╭──
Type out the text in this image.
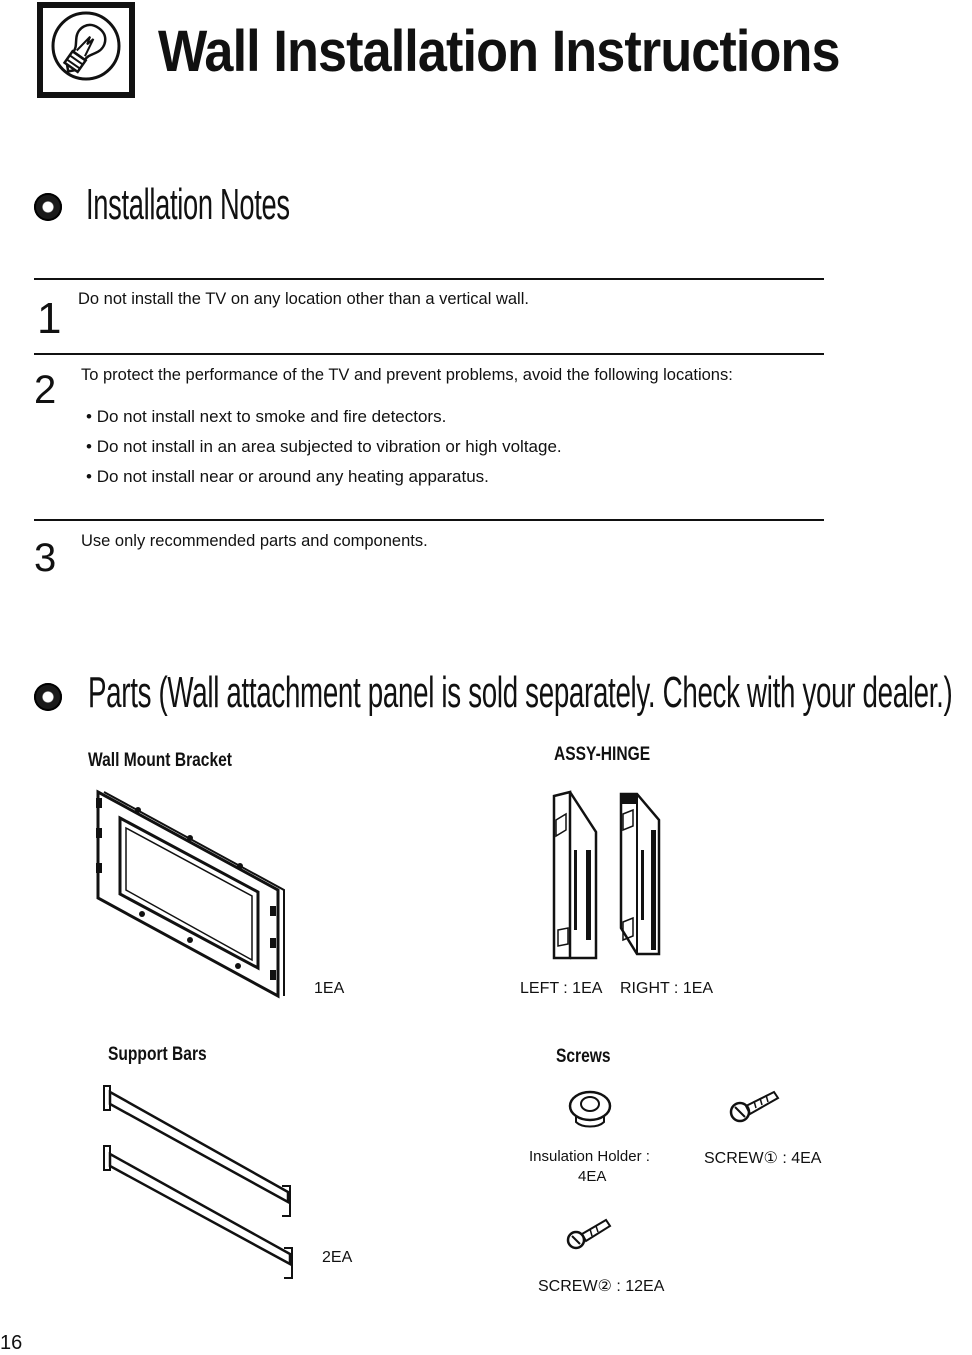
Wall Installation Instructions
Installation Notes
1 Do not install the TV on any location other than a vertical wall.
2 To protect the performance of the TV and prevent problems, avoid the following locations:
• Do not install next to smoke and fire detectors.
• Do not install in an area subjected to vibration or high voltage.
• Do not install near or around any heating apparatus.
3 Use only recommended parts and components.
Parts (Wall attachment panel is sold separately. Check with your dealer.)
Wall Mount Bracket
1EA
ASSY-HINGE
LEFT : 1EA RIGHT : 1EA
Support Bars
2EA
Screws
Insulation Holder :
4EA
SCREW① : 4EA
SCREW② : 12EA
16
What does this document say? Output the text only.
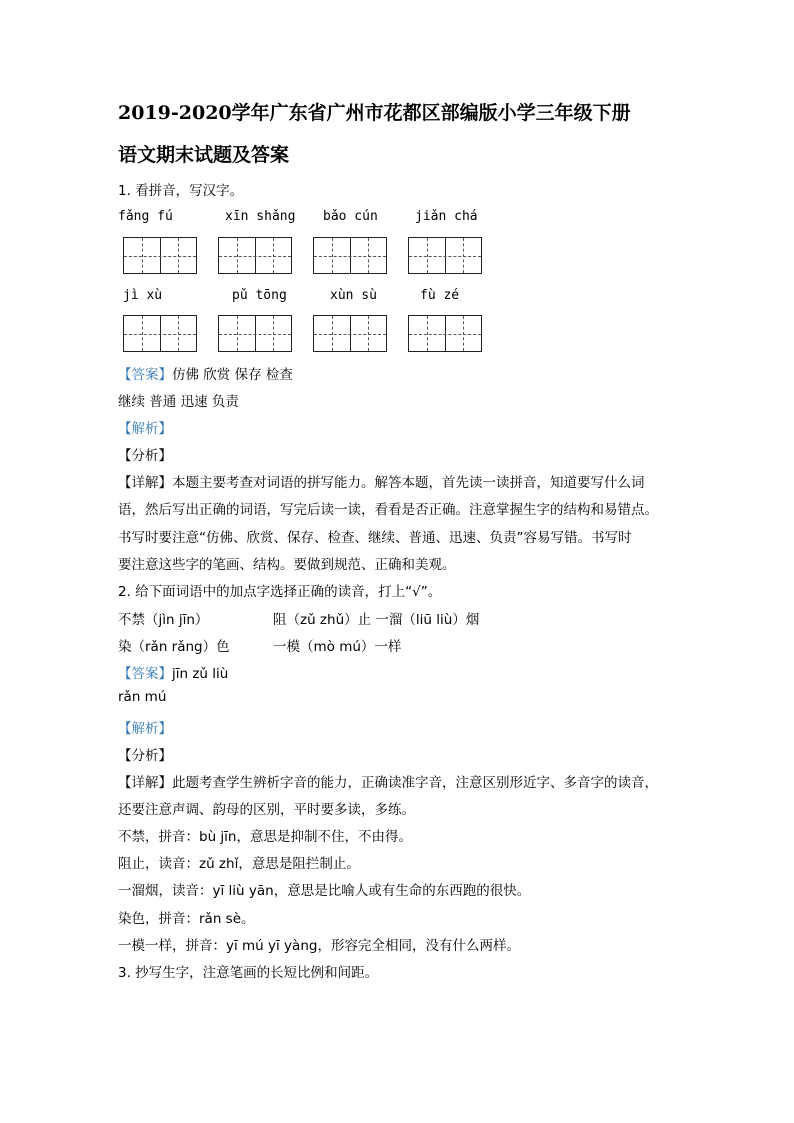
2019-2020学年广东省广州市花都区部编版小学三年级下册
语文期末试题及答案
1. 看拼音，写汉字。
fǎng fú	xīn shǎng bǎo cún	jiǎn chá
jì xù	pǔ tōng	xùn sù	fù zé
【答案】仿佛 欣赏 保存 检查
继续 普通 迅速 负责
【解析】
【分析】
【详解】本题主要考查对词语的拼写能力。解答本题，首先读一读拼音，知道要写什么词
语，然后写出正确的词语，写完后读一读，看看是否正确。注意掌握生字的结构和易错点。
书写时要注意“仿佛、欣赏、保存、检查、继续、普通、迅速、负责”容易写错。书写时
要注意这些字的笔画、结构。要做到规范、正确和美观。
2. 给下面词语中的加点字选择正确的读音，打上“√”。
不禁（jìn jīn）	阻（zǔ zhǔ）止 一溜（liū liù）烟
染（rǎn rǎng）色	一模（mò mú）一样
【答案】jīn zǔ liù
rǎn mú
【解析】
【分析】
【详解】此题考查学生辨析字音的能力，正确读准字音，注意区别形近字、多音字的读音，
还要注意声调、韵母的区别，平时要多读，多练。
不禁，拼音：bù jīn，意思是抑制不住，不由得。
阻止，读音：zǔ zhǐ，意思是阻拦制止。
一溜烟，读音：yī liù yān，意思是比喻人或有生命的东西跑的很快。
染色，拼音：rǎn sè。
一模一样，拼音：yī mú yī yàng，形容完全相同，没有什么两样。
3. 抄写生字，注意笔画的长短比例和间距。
╰──
__THE REQUEST__.
Go through the entries above and print each one exactly, minus the pictures.

__FULL ANSWER__.
Type out the text in this image.
Wall Installation Instructions
Installation Notes
1 Do not install the TV on any location other than a vertical wall.
2 To protect the performance of the TV and prevent problems, avoid the following locations:
• Do not install next to smoke and fire detectors.
• Do not install in an area subjected to vibration or high voltage.
• Do not install near or around any heating apparatus.
3 Use only recommended parts and components.
Parts (Wall attachment panel is sold separately. Check with your dealer.)
Wall Mount Bracket
1EA
ASSY-HINGE
LEFT : 1EA RIGHT : 1EA
Support Bars
2EA
Screws
Insulation Holder :
4EA
SCREW① : 4EA
SCREW② : 12EA
16
What does this document say? Output the text only.
2019-2020学年广东省广州市花都区部编版小学三年级下册
语文期末试题及答案
1. 看拼音，写汉字。
fǎng fú	xīn shǎng bǎo cún	jiǎn chá
jì xù	pǔ tōng	xùn sù	fù zé
【答案】仿佛 欣赏 保存 检查
继续 普通 迅速 负责
【解析】
【分析】
【详解】本题主要考查对词语的拼写能力。解答本题，首先读一读拼音，知道要写什么词
语，然后写出正确的词语，写完后读一读，看看是否正确。注意掌握生字的结构和易错点。
书写时要注意“仿佛、欣赏、保存、检查、继续、普通、迅速、负责”容易写错。书写时
要注意这些字的笔画、结构。要做到规范、正确和美观。
2. 给下面词语中的加点字选择正确的读音，打上“√”。
不禁（jìn jīn）	阻（zǔ zhǔ）止 一溜（liū liù）烟
染（rǎn rǎng）色	一模（mò mú）一样
【答案】jīn zǔ liù
rǎn mú
【解析】
【分析】
【详解】此题考查学生辨析字音的能力，正确读准字音，注意区别形近字、多音字的读音，
还要注意声调、韵母的区别，平时要多读，多练。
不禁，拼音：bù jīn，意思是抑制不住，不由得。
阻止，读音：zǔ zhǐ，意思是阻拦制止。
一溜烟，读音：yī liù yān，意思是比喻人或有生命的东西跑的很快。
染色，拼音：rǎn sè。
一模一样，拼音：yī mú yī yàng，形容完全相同，没有什么两样。
3. 抄写生字，注意笔画的长短比例和间距。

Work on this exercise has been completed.